(GIVEN TASK)
Search the material below for the string "this" and list each line that holds it.
# # # #
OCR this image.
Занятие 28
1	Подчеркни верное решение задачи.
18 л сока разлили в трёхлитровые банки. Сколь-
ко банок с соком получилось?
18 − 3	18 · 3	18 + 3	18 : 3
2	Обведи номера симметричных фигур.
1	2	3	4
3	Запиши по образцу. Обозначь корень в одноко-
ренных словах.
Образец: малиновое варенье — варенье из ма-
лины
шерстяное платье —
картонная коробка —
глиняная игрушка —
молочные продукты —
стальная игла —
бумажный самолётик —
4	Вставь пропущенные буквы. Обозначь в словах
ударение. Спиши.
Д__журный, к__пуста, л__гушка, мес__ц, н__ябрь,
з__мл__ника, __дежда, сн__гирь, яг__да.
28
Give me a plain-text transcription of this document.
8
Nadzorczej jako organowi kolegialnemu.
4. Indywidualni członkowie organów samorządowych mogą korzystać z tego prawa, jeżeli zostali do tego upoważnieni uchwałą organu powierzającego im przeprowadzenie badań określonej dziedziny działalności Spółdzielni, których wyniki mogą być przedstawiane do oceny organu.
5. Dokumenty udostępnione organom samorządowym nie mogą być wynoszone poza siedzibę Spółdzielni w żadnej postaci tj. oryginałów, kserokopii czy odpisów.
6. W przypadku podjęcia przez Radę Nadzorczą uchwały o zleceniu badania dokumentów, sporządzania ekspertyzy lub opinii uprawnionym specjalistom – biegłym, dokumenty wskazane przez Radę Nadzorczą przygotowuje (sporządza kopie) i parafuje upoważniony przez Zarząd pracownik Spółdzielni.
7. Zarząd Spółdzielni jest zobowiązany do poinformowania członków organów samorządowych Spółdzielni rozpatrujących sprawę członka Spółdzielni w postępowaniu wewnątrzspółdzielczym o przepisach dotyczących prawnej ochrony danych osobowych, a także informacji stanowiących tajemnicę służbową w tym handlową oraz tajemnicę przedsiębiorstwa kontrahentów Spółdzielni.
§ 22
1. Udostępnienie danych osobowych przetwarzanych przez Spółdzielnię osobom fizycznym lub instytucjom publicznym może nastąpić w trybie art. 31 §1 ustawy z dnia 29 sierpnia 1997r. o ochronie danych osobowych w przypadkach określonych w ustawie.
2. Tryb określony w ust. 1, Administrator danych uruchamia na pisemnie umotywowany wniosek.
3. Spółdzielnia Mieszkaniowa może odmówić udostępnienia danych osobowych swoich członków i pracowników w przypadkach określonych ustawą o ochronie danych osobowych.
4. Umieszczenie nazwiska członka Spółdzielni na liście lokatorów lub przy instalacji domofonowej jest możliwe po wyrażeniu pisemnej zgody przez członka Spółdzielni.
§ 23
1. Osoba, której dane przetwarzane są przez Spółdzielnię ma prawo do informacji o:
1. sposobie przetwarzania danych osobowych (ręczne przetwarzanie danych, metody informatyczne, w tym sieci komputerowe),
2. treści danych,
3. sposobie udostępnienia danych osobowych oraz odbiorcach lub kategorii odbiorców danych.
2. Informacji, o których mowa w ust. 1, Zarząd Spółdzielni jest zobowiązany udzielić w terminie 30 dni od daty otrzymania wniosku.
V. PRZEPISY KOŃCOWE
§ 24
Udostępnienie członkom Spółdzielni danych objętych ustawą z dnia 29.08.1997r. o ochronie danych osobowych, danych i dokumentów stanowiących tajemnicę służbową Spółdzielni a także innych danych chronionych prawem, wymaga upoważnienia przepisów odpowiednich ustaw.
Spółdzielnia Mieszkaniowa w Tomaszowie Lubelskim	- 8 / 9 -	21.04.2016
# # # #
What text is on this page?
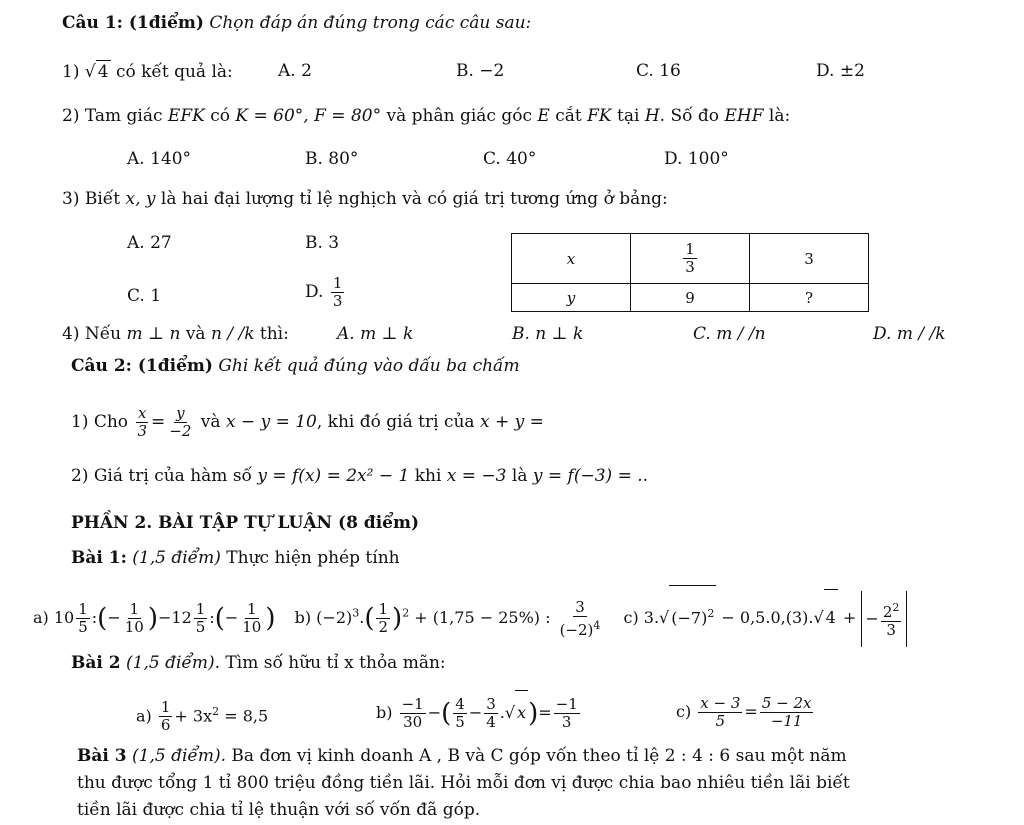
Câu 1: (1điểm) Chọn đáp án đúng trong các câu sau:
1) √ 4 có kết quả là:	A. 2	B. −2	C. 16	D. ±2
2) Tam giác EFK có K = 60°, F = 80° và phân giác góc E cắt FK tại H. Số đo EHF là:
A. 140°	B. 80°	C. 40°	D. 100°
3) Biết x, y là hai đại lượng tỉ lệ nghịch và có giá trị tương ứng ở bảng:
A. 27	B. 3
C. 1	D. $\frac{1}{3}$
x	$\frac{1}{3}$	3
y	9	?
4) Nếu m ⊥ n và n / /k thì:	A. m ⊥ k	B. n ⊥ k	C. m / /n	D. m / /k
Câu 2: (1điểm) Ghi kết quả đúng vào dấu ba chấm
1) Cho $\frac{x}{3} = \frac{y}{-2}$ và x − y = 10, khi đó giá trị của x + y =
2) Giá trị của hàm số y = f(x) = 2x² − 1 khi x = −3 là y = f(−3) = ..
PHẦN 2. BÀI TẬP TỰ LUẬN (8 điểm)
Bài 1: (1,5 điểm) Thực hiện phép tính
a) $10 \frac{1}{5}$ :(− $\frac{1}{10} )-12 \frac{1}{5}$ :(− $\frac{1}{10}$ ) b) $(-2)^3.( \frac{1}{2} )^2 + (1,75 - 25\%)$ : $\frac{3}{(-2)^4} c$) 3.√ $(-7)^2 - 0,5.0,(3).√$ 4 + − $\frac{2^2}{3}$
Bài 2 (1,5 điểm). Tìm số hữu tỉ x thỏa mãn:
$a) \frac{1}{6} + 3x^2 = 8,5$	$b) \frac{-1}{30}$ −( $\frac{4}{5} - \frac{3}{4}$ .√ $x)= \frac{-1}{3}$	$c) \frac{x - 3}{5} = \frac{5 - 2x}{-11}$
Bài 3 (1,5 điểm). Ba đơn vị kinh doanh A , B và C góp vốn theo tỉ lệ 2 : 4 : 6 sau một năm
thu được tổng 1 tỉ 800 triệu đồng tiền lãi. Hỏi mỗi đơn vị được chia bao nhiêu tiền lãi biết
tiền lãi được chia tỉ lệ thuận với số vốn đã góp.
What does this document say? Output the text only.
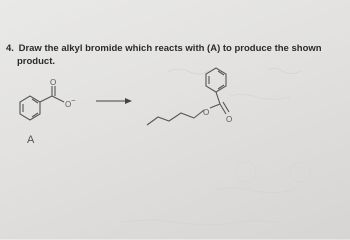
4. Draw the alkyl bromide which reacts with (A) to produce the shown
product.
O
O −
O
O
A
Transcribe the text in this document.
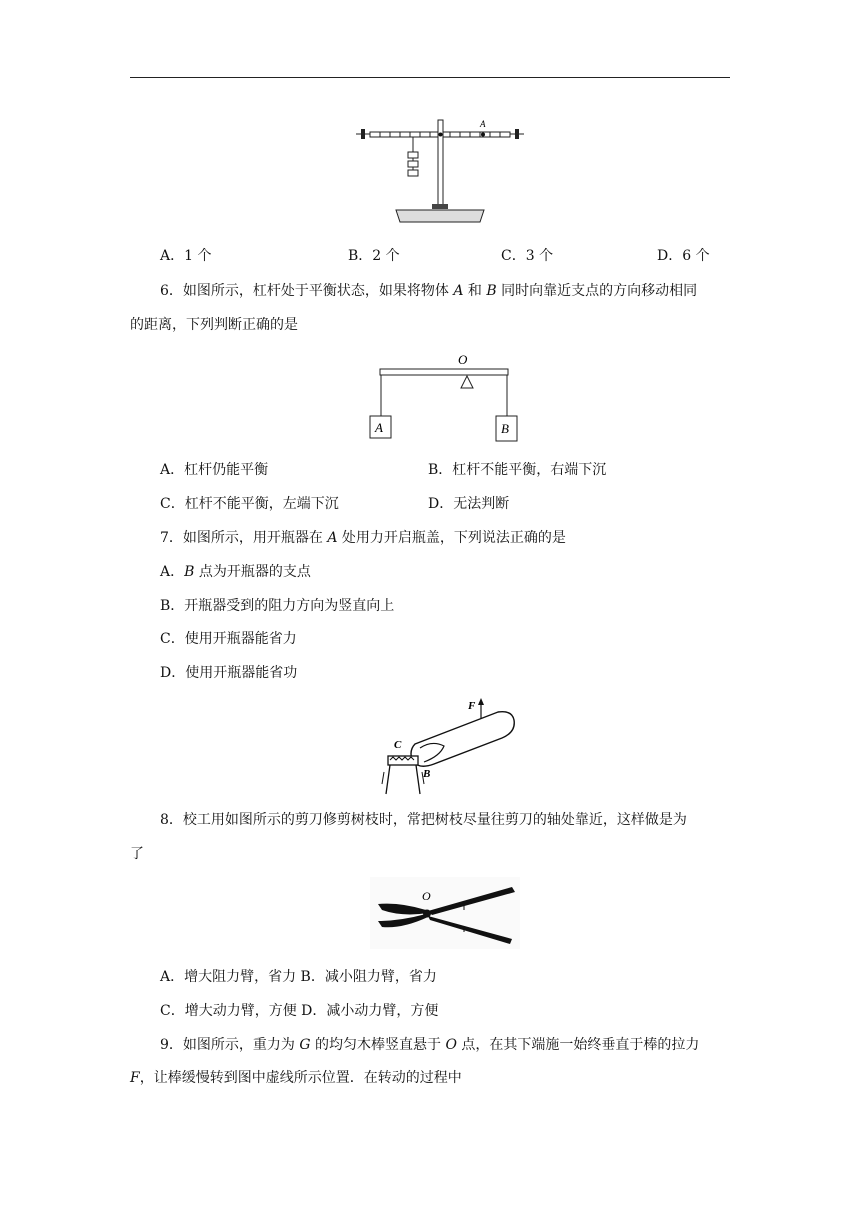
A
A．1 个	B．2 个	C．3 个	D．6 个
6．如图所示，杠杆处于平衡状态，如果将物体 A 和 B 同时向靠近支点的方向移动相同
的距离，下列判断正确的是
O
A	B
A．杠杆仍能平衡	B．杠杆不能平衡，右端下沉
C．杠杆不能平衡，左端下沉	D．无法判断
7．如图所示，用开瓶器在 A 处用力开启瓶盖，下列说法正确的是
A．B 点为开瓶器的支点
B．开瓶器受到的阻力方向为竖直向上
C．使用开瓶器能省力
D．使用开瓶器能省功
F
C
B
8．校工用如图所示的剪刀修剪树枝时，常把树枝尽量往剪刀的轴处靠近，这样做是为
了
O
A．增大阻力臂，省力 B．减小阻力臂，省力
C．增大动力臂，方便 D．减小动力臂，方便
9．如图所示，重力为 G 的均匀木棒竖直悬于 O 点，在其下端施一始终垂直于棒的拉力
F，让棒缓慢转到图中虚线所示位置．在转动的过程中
# # # #
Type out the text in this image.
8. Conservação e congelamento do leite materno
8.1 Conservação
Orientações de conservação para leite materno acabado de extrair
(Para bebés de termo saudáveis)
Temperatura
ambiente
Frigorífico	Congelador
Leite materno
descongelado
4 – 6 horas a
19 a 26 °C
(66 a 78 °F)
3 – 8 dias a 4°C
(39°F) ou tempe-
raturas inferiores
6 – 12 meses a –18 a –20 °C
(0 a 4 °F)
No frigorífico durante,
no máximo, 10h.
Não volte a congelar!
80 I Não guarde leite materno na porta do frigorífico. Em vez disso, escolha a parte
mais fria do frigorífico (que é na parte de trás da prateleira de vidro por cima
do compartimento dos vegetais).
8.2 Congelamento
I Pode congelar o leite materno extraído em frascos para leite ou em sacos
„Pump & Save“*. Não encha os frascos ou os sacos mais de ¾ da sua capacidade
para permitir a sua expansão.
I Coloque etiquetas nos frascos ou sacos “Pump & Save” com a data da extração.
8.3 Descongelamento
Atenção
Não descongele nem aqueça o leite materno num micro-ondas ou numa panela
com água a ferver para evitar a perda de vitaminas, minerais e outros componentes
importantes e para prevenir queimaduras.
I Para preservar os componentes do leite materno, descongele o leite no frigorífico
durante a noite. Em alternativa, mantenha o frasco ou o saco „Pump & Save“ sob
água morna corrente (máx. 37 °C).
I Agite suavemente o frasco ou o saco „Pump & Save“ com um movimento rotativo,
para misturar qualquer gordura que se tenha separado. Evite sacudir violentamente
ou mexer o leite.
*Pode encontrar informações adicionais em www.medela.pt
# # # #
(EXERCISE RESPONSE)
OCR this image.
Give me a plain-text transcription of this document.
What text is on this page?
What does this document say? Output the text only.
Transcribe the text in this document.
Type out the text in this image.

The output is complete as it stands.